■ Stored rows ■

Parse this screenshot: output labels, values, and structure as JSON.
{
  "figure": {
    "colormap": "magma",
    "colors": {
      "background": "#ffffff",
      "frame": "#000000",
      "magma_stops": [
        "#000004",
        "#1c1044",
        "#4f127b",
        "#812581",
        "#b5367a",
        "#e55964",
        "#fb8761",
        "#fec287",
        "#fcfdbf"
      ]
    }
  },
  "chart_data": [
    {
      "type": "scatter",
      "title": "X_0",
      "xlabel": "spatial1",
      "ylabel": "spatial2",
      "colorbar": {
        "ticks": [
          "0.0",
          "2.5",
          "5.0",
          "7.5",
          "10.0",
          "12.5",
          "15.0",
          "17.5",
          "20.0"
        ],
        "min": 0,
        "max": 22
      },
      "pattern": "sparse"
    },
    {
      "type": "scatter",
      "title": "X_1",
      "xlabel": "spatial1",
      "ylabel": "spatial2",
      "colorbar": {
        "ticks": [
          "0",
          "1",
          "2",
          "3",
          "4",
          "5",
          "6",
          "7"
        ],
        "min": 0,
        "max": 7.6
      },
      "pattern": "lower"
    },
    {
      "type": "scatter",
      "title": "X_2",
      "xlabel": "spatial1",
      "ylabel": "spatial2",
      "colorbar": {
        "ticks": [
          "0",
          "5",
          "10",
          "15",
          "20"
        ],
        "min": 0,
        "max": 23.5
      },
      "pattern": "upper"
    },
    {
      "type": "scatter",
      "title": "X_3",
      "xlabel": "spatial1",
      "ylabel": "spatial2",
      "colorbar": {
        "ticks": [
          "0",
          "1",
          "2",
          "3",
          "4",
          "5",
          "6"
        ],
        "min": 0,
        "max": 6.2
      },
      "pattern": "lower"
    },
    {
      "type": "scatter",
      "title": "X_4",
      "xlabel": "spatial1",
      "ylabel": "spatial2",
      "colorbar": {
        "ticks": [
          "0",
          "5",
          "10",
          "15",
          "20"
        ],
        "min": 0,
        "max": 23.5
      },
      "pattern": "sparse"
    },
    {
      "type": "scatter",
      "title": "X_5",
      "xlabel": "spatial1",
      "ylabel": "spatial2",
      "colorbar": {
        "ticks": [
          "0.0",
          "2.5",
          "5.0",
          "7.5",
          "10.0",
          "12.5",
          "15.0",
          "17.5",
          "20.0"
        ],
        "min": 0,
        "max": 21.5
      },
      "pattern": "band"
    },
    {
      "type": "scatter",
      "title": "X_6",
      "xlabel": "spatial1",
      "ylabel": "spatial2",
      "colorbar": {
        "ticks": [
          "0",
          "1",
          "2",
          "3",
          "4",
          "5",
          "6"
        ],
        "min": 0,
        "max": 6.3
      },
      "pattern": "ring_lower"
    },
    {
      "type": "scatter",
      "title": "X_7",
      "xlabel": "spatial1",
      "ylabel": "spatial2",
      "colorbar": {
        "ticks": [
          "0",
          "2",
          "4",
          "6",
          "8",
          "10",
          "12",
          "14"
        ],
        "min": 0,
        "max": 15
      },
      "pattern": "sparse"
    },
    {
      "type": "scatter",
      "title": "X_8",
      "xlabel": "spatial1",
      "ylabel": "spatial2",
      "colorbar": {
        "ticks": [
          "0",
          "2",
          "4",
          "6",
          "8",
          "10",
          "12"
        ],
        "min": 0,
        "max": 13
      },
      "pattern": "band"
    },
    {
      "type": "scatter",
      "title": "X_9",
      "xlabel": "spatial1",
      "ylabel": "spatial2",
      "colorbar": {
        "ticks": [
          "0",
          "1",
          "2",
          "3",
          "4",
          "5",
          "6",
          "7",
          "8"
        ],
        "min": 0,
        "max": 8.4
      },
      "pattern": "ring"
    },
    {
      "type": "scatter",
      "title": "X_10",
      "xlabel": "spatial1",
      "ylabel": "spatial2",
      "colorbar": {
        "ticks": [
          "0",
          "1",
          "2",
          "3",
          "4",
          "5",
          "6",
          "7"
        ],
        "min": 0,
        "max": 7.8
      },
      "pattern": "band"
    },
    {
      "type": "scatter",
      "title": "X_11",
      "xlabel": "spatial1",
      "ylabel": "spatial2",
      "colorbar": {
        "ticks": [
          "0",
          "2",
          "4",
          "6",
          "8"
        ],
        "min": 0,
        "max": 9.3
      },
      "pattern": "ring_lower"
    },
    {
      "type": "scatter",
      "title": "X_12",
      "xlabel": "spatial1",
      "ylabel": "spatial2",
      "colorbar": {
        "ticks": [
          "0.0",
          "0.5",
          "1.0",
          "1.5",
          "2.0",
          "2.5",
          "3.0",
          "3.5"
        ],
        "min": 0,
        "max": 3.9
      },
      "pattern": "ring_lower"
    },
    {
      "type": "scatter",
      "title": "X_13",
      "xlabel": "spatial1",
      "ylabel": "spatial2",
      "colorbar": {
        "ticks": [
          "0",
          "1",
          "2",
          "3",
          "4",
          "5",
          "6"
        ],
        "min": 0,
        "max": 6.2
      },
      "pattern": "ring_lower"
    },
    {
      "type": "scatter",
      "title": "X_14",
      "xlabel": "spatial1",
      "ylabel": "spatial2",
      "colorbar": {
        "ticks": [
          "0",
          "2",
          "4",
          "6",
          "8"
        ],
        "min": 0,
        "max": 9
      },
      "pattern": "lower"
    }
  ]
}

■ Exercise instructions ■
Give the records above again, word for word.

■ Response ■
Parse this screenshot: output labels, values, and structure as JSON.
{
  "figure": {
    "colormap": "magma",
    "colors": {
      "background": "#ffffff",
      "frame": "#000000",
      "magma_stops": [
        "#000004",
        "#1c1044",
        "#4f127b",
        "#812581",
        "#b5367a",
        "#e55964",
        "#fb8761",
        "#fec287",
        "#fcfdbf"
      ]
    }
  },
  "chart_data": [
    {
      "type": "scatter",
      "title": "X_0",
      "xlabel": "spatial1",
      "ylabel": "spatial2",
      "colorbar": {
        "ticks": [
          "0.0",
          "2.5",
          "5.0",
          "7.5",
          "10.0",
          "12.5",
          "15.0",
          "17.5",
          "20.0"
        ],
        "min": 0,
        "max": 22
      },
      "pattern": "sparse"
    },
    {
      "type": "scatter",
      "title": "X_1",
      "xlabel": "spatial1",
      "ylabel": "spatial2",
      "colorbar": {
        "ticks": [
          "0",
          "1",
          "2",
          "3",
          "4",
          "5",
          "6",
          "7"
        ],
        "min": 0,
        "max": 7.6
      },
      "pattern": "lower"
    },
    {
      "type": "scatter",
      "title": "X_2",
      "xlabel": "spatial1",
      "ylabel": "spatial2",
      "colorbar": {
        "ticks": [
          "0",
          "5",
          "10",
          "15",
          "20"
        ],
        "min": 0,
        "max": 23.5
      },
      "pattern": "upper"
    },
    {
      "type": "scatter",
      "title": "X_3",
      "xlabel": "spatial1",
      "ylabel": "spatial2",
      "colorbar": {
        "ticks": [
          "0",
          "1",
          "2",
          "3",
          "4",
          "5",
          "6"
        ],
        "min": 0,
        "max": 6.2
      },
      "pattern": "lower"
    },
    {
      "type": "scatter",
      "title": "X_4",
      "xlabel": "spatial1",
      "ylabel": "spatial2",
      "colorbar": {
        "ticks": [
          "0",
          "5",
          "10",
          "15",
          "20"
        ],
        "min": 0,
        "max": 23.5
      },
      "pattern": "sparse"
    },
    {
      "type": "scatter",
      "title": "X_5",
      "xlabel": "spatial1",
      "ylabel": "spatial2",
      "colorbar": {
        "ticks": [
          "0.0",
          "2.5",
          "5.0",
          "7.5",
          "10.0",
          "12.5",
          "15.0",
          "17.5",
          "20.0"
        ],
        "min": 0,
        "max": 21.5
      },
      "pattern": "band"
    },
    {
      "type": "scatter",
      "title": "X_6",
      "xlabel": "spatial1",
      "ylabel": "spatial2",
      "colorbar": {
        "ticks": [
          "0",
          "1",
          "2",
          "3",
          "4",
          "5",
          "6"
        ],
        "min": 0,
        "max": 6.3
      },
      "pattern": "ring_lower"
    },
    {
      "type": "scatter",
      "title": "X_7",
      "xlabel": "spatial1",
      "ylabel": "spatial2",
      "colorbar": {
        "ticks": [
          "0",
          "2",
          "4",
          "6",
          "8",
          "10",
          "12",
          "14"
        ],
        "min": 0,
        "max": 15
      },
      "pattern": "sparse"
    },
    {
      "type": "scatter",
      "title": "X_8",
      "xlabel": "spatial1",
      "ylabel": "spatial2",
      "colorbar": {
        "ticks": [
          "0",
          "2",
          "4",
          "6",
          "8",
          "10",
          "12"
        ],
        "min": 0,
        "max": 13
      },
      "pattern": "band"
    },
    {
      "type": "scatter",
      "title": "X_9",
      "xlabel": "spatial1",
      "ylabel": "spatial2",
      "colorbar": {
        "ticks": [
          "0",
          "1",
          "2",
          "3",
          "4",
          "5",
          "6",
          "7",
          "8"
        ],
        "min": 0,
        "max": 8.4
      },
      "pattern": "ring"
    },
    {
      "type": "scatter",
      "title": "X_10",
      "xlabel": "spatial1",
      "ylabel": "spatial2",
      "colorbar": {
        "ticks": [
          "0",
          "1",
          "2",
          "3",
          "4",
          "5",
          "6",
          "7"
        ],
        "min": 0,
        "max": 7.8
      },
      "pattern": "band"
    },
    {
      "type": "scatter",
      "title": "X_11",
      "xlabel": "spatial1",
      "ylabel": "spatial2",
      "colorbar": {
        "ticks": [
          "0",
          "2",
          "4",
          "6",
          "8"
        ],
        "min": 0,
        "max": 9.3
      },
      "pattern": "ring_lower"
    },
    {
      "type": "scatter",
      "title": "X_12",
      "xlabel": "spatial1",
      "ylabel": "spatial2",
      "colorbar": {
        "ticks": [
          "0.0",
          "0.5",
          "1.0",
          "1.5",
          "2.0",
          "2.5",
          "3.0",
          "3.5"
        ],
        "min": 0,
        "max": 3.9
      },
      "pattern": "ring_lower"
    },
    {
      "type": "scatter",
      "title": "X_13",
      "xlabel": "spatial1",
      "ylabel": "spatial2",
      "colorbar": {
        "ticks": [
          "0",
          "1",
          "2",
          "3",
          "4",
          "5",
          "6"
        ],
        "min": 0,
        "max": 6.2
      },
      "pattern": "ring_lower"
    },
    {
      "type": "scatter",
      "title": "X_14",
      "xlabel": "spatial1",
      "ylabel": "spatial2",
      "colorbar": {
        "ticks": [
          "0",
          "2",
          "4",
          "6",
          "8"
        ],
        "min": 0,
        "max": 9
      },
      "pattern": "lower"
    }
  ]
}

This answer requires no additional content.